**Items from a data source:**
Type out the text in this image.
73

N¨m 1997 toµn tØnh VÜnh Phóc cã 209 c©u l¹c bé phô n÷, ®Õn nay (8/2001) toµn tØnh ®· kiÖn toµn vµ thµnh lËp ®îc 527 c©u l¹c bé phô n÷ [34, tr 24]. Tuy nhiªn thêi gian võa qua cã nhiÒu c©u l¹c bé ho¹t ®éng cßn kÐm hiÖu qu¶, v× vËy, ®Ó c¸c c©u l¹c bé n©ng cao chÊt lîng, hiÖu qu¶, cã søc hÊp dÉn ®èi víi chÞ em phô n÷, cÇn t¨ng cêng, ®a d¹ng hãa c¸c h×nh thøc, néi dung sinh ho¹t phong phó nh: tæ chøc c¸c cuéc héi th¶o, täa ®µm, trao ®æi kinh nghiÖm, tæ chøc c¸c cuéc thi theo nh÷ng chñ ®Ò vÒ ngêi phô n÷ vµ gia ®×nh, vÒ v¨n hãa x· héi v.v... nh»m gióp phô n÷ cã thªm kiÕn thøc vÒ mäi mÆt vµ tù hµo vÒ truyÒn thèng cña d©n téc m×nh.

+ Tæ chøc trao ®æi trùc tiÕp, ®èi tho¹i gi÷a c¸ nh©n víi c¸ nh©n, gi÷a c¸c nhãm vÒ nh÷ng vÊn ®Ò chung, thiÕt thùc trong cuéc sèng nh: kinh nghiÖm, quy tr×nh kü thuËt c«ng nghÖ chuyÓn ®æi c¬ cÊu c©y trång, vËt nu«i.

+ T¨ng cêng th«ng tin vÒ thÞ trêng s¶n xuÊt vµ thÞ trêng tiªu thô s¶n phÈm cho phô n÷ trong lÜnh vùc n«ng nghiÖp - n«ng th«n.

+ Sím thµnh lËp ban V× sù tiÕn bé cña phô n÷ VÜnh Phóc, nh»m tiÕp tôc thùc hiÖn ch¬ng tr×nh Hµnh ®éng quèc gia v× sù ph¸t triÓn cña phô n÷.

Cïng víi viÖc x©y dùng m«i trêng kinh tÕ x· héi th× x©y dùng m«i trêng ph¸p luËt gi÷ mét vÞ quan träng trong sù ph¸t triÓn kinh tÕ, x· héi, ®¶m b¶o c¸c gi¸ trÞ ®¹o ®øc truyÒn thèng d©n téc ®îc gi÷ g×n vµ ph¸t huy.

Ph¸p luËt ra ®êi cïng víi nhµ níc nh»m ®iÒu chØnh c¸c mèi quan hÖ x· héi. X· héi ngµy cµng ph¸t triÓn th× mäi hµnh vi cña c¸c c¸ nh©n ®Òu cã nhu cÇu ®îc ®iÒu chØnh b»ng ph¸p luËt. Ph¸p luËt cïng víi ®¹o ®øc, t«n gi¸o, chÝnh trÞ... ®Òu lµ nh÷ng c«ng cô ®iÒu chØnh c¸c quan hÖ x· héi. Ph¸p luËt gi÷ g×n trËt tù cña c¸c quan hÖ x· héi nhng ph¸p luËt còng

**Instructions to follow:**
How many lines of the listing above include the word "triÓn"? Reply with the number alone.

**Answer in full:**
3